• [Task directions]: Copy out every line exactly as given.

• [Dataset]:
____________
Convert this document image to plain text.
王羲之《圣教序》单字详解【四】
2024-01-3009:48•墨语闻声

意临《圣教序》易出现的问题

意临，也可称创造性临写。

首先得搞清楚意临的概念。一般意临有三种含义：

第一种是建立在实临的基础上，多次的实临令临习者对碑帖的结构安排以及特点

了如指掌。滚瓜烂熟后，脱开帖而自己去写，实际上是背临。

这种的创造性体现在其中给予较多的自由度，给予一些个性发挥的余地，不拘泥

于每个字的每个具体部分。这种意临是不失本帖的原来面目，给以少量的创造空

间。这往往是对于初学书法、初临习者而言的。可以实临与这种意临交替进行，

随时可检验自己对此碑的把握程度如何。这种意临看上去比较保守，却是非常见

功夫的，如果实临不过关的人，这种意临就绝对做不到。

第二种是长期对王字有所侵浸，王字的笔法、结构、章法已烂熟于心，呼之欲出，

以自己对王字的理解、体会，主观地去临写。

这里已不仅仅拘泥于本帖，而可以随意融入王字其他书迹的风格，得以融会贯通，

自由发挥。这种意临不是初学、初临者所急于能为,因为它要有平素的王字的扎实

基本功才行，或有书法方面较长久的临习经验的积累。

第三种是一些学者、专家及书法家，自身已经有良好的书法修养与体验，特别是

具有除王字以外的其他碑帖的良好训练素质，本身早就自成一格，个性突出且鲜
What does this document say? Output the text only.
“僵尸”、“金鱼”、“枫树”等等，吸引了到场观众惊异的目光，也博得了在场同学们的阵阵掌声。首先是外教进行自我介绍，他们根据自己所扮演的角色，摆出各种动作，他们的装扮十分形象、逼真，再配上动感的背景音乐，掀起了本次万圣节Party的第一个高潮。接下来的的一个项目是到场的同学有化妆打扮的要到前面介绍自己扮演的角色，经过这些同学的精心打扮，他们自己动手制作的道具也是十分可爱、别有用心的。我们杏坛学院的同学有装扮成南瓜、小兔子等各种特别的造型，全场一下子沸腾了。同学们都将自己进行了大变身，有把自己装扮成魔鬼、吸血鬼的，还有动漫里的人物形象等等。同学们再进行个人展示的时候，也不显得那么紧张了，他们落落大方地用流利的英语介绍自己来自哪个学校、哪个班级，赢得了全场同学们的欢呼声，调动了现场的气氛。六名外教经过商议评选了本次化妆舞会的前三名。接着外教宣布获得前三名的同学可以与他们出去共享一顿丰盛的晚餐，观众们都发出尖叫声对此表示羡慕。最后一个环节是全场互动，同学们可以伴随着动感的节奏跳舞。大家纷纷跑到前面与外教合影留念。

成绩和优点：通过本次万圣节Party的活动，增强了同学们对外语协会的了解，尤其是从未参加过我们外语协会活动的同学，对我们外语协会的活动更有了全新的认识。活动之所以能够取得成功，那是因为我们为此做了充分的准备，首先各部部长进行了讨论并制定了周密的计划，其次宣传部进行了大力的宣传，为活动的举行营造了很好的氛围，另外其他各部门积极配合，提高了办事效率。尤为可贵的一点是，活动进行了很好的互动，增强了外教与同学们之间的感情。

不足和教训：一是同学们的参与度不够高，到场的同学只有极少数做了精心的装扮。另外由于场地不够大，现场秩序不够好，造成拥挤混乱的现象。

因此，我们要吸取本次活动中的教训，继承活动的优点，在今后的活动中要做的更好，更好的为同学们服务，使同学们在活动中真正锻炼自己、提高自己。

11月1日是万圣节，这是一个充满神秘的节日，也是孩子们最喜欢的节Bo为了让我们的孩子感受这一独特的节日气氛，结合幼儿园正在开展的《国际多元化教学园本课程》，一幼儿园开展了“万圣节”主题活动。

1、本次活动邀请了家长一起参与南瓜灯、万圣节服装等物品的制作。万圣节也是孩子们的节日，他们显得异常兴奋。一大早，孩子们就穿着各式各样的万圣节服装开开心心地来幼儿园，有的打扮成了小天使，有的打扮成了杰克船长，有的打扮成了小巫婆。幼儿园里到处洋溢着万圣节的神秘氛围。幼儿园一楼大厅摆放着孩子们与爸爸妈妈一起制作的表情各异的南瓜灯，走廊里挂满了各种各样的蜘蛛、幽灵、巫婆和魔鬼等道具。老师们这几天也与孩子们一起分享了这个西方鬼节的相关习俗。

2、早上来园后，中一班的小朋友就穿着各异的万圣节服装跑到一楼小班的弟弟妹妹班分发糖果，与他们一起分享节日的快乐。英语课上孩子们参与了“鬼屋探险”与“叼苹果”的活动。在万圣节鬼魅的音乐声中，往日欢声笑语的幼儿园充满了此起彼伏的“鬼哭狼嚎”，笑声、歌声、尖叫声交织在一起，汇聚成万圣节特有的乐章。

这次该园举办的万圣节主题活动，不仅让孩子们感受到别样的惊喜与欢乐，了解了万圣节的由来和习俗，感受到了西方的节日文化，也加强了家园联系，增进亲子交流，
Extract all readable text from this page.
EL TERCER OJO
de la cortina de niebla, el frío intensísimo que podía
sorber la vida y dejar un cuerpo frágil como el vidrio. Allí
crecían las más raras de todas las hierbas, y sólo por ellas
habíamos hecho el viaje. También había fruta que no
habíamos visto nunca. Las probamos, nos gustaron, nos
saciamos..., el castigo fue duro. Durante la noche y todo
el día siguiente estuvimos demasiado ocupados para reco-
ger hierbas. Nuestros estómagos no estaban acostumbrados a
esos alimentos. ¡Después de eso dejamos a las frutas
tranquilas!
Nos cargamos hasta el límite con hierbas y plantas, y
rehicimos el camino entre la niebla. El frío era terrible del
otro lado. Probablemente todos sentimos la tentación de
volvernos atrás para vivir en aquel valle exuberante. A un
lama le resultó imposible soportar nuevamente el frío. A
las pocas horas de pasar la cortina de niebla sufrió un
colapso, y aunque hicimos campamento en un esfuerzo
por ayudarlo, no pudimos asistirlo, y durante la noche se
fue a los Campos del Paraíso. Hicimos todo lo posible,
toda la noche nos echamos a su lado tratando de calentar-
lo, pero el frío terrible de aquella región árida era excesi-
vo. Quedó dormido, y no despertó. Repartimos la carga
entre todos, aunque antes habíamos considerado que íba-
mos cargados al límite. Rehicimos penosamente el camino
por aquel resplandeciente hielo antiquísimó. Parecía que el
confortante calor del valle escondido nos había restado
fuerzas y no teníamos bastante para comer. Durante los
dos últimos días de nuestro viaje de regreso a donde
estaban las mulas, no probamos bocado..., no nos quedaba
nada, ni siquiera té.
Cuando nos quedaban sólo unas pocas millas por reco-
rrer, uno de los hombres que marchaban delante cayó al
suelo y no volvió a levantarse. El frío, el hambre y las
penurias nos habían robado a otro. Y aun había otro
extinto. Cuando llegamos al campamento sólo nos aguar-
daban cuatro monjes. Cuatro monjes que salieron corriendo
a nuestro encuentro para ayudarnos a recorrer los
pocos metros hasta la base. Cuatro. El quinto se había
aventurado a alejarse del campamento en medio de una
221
____________
• [Reply]:
Convert this document image to plain text.
王羲之《圣教序》单字详解【四】
2024-01-3009:48•墨语闻声

意临《圣教序》易出现的问题

意临，也可称创造性临写。

首先得搞清楚意临的概念。一般意临有三种含义：

第一种是建立在实临的基础上，多次的实临令临习者对碑帖的结构安排以及特点

了如指掌。滚瓜烂熟后，脱开帖而自己去写，实际上是背临。

这种的创造性体现在其中给予较多的自由度，给予一些个性发挥的余地，不拘泥

于每个字的每个具体部分。这种意临是不失本帖的原来面目，给以少量的创造空

间。这往往是对于初学书法、初临习者而言的。可以实临与这种意临交替进行，

随时可检验自己对此碑的把握程度如何。这种意临看上去比较保守，却是非常见

功夫的，如果实临不过关的人，这种意临就绝对做不到。

第二种是长期对王字有所侵浸，王字的笔法、结构、章法已烂熟于心，呼之欲出，

以自己对王字的理解、体会，主观地去临写。

这里已不仅仅拘泥于本帖，而可以随意融入王字其他书迹的风格，得以融会贯通，

自由发挥。这种意临不是初学、初临者所急于能为,因为它要有平素的王字的扎实

基本功才行，或有书法方面较长久的临习经验的积累。

第三种是一些学者、专家及书法家，自身已经有良好的书法修养与体验，特别是

具有除王字以外的其他碑帖的良好训练素质，本身早就自成一格，个性突出且鲜
What does this document say? Output the text only.
“僵尸”、“金鱼”、“枫树”等等，吸引了到场观众惊异的目光，也博得了在场同学们的阵阵掌声。首先是外教进行自我介绍，他们根据自己所扮演的角色，摆出各种动作，他们的装扮十分形象、逼真，再配上动感的背景音乐，掀起了本次万圣节Party的第一个高潮。接下来的的一个项目是到场的同学有化妆打扮的要到前面介绍自己扮演的角色，经过这些同学的精心打扮，他们自己动手制作的道具也是十分可爱、别有用心的。我们杏坛学院的同学有装扮成南瓜、小兔子等各种特别的造型，全场一下子沸腾了。同学们都将自己进行了大变身，有把自己装扮成魔鬼、吸血鬼的，还有动漫里的人物形象等等。同学们再进行个人展示的时候，也不显得那么紧张了，他们落落大方地用流利的英语介绍自己来自哪个学校、哪个班级，赢得了全场同学们的欢呼声，调动了现场的气氛。六名外教经过商议评选了本次化妆舞会的前三名。接着外教宣布获得前三名的同学可以与他们出去共享一顿丰盛的晚餐，观众们都发出尖叫声对此表示羡慕。最后一个环节是全场互动，同学们可以伴随着动感的节奏跳舞。大家纷纷跑到前面与外教合影留念。

成绩和优点：通过本次万圣节Party的活动，增强了同学们对外语协会的了解，尤其是从未参加过我们外语协会活动的同学，对我们外语协会的活动更有了全新的认识。活动之所以能够取得成功，那是因为我们为此做了充分的准备，首先各部部长进行了讨论并制定了周密的计划，其次宣传部进行了大力的宣传，为活动的举行营造了很好的氛围，另外其他各部门积极配合，提高了办事效率。尤为可贵的一点是，活动进行了很好的互动，增强了外教与同学们之间的感情。

不足和教训：一是同学们的参与度不够高，到场的同学只有极少数做了精心的装扮。另外由于场地不够大，现场秩序不够好，造成拥挤混乱的现象。

因此，我们要吸取本次活动中的教训，继承活动的优点，在今后的活动中要做的更好，更好的为同学们服务，使同学们在活动中真正锻炼自己、提高自己。

11月1日是万圣节，这是一个充满神秘的节日，也是孩子们最喜欢的节Bo为了让我们的孩子感受这一独特的节日气氛，结合幼儿园正在开展的《国际多元化教学园本课程》，一幼儿园开展了“万圣节”主题活动。

1、本次活动邀请了家长一起参与南瓜灯、万圣节服装等物品的制作。万圣节也是孩子们的节日，他们显得异常兴奋。一大早，孩子们就穿着各式各样的万圣节服装开开心心地来幼儿园，有的打扮成了小天使，有的打扮成了杰克船长，有的打扮成了小巫婆。幼儿园里到处洋溢着万圣节的神秘氛围。幼儿园一楼大厅摆放着孩子们与爸爸妈妈一起制作的表情各异的南瓜灯，走廊里挂满了各种各样的蜘蛛、幽灵、巫婆和魔鬼等道具。老师们这几天也与孩子们一起分享了这个西方鬼节的相关习俗。

2、早上来园后，中一班的小朋友就穿着各异的万圣节服装跑到一楼小班的弟弟妹妹班分发糖果，与他们一起分享节日的快乐。英语课上孩子们参与了“鬼屋探险”与“叼苹果”的活动。在万圣节鬼魅的音乐声中，往日欢声笑语的幼儿园充满了此起彼伏的“鬼哭狼嚎”，笑声、歌声、尖叫声交织在一起，汇聚成万圣节特有的乐章。

这次该园举办的万圣节主题活动，不仅让孩子们感受到别样的惊喜与欢乐，了解了万圣节的由来和习俗，感受到了西方的节日文化，也加强了家园联系，增进亲子交流，
Extract all readable text from this page.
EL TERCER OJO
de la cortina de niebla, el frío intensísimo que podía
sorber la vida y dejar un cuerpo frágil como el vidrio. Allí
crecían las más raras de todas las hierbas, y sólo por ellas
habíamos hecho el viaje. También había fruta que no
habíamos visto nunca. Las probamos, nos gustaron, nos
saciamos..., el castigo fue duro. Durante la noche y todo
el día siguiente estuvimos demasiado ocupados para reco-
ger hierbas. Nuestros estómagos no estaban acostumbrados a
esos alimentos. ¡Después de eso dejamos a las frutas
tranquilas!
Nos cargamos hasta el límite con hierbas y plantas, y
rehicimos el camino entre la niebla. El frío era terrible del
otro lado. Probablemente todos sentimos la tentación de
volvernos atrás para vivir en aquel valle exuberante. A un
lama le resultó imposible soportar nuevamente el frío. A
las pocas horas de pasar la cortina de niebla sufrió un
colapso, y aunque hicimos campamento en un esfuerzo
por ayudarlo, no pudimos asistirlo, y durante la noche se
fue a los Campos del Paraíso. Hicimos todo lo posible,
toda la noche nos echamos a su lado tratando de calentar-
lo, pero el frío terrible de aquella región árida era excesi-
vo. Quedó dormido, y no despertó. Repartimos la carga
entre todos, aunque antes habíamos considerado que íba-
mos cargados al límite. Rehicimos penosamente el camino
por aquel resplandeciente hielo antiquísimó. Parecía que el
confortante calor del valle escondido nos había restado
fuerzas y no teníamos bastante para comer. Durante los
dos últimos días de nuestro viaje de regreso a donde
estaban las mulas, no probamos bocado..., no nos quedaba
nada, ni siquiera té.
Cuando nos quedaban sólo unas pocas millas por reco-
rrer, uno de los hombres que marchaban delante cayó al
suelo y no volvió a levantarse. El frío, el hambre y las
penurias nos habían robado a otro. Y aun había otro
extinto. Cuando llegamos al campamento sólo nos aguar-
daban cuatro monjes. Cuatro monjes que salieron corriendo
a nuestro encuentro para ayudarnos a recorrer los
pocos metros hasta la base. Cuatro. El quinto se había
aventurado a alejarse del campamento en medio de una
221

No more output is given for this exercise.